■ **Exercise requirements**: Quote every line below exactly and skip any picture.

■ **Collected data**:
_____

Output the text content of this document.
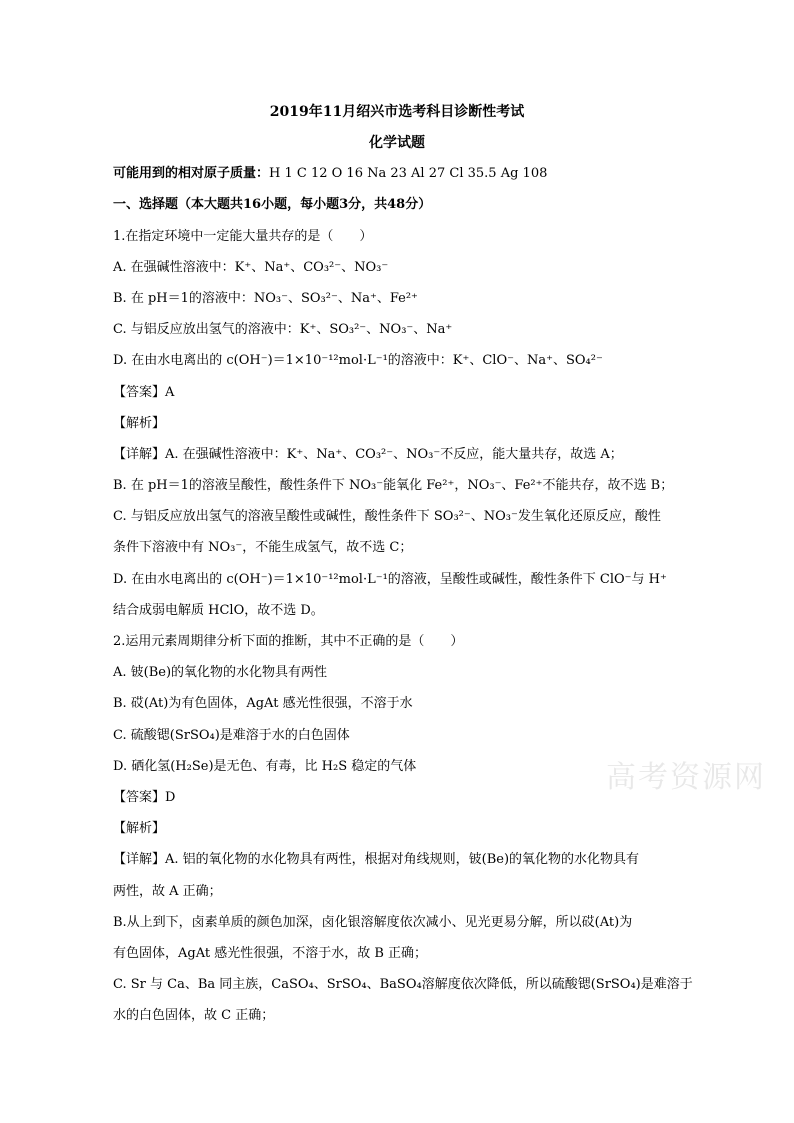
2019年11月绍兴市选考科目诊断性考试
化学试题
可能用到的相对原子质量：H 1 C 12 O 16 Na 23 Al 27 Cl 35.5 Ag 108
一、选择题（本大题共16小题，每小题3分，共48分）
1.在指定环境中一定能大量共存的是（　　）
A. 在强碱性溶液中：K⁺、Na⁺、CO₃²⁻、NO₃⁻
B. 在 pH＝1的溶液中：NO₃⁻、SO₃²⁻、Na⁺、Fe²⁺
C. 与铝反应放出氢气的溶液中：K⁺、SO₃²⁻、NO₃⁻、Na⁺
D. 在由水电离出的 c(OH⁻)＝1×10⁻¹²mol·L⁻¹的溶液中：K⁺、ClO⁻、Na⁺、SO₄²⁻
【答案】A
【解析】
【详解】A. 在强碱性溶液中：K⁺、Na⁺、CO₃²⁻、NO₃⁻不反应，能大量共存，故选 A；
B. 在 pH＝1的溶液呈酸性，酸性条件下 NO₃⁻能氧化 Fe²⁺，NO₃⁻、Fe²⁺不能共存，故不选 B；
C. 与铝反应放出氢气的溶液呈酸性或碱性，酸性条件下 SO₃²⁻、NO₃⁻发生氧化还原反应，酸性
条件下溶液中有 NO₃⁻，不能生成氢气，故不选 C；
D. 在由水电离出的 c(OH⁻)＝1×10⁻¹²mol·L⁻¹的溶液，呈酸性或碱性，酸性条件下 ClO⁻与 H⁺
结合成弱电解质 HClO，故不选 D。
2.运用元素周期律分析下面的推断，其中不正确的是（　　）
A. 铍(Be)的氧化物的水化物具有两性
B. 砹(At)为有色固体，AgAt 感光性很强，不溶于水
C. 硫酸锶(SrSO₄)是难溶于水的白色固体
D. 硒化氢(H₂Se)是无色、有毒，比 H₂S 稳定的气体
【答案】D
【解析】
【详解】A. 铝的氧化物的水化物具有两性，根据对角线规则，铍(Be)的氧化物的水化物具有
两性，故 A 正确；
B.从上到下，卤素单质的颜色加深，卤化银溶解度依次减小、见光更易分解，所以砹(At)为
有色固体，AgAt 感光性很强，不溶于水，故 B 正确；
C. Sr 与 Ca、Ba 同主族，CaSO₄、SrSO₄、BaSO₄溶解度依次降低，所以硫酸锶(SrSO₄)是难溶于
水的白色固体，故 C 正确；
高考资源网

_____

■ **Final answer**:
Output the text content of this document.
2019年11月绍兴市选考科目诊断性考试
化学试题
可能用到的相对原子质量：H 1 C 12 O 16 Na 23 Al 27 Cl 35.5 Ag 108
一、选择题（本大题共16小题，每小题3分，共48分）
1.在指定环境中一定能大量共存的是（　　）
A. 在强碱性溶液中：K⁺、Na⁺、CO₃²⁻、NO₃⁻
B. 在 pH＝1的溶液中：NO₃⁻、SO₃²⁻、Na⁺、Fe²⁺
C. 与铝反应放出氢气的溶液中：K⁺、SO₃²⁻、NO₃⁻、Na⁺
D. 在由水电离出的 c(OH⁻)＝1×10⁻¹²mol·L⁻¹的溶液中：K⁺、ClO⁻、Na⁺、SO₄²⁻
【答案】A
【解析】
【详解】A. 在强碱性溶液中：K⁺、Na⁺、CO₃²⁻、NO₃⁻不反应，能大量共存，故选 A；
B. 在 pH＝1的溶液呈酸性，酸性条件下 NO₃⁻能氧化 Fe²⁺，NO₃⁻、Fe²⁺不能共存，故不选 B；
C. 与铝反应放出氢气的溶液呈酸性或碱性，酸性条件下 SO₃²⁻、NO₃⁻发生氧化还原反应，酸性
条件下溶液中有 NO₃⁻，不能生成氢气，故不选 C；
D. 在由水电离出的 c(OH⁻)＝1×10⁻¹²mol·L⁻¹的溶液，呈酸性或碱性，酸性条件下 ClO⁻与 H⁺
结合成弱电解质 HClO，故不选 D。
2.运用元素周期律分析下面的推断，其中不正确的是（　　）
A. 铍(Be)的氧化物的水化物具有两性
B. 砹(At)为有色固体，AgAt 感光性很强，不溶于水
C. 硫酸锶(SrSO₄)是难溶于水的白色固体
D. 硒化氢(H₂Se)是无色、有毒，比 H₂S 稳定的气体
【答案】D
【解析】
【详解】A. 铝的氧化物的水化物具有两性，根据对角线规则，铍(Be)的氧化物的水化物具有
两性，故 A 正确；
B.从上到下，卤素单质的颜色加深，卤化银溶解度依次减小、见光更易分解，所以砹(At)为
有色固体，AgAt 感光性很强，不溶于水，故 B 正确；
C. Sr 与 Ca、Ba 同主族，CaSO₄、SrSO₄、BaSO₄溶解度依次降低，所以硫酸锶(SrSO₄)是难溶于
水的白色固体，故 C 正确；
高考资源网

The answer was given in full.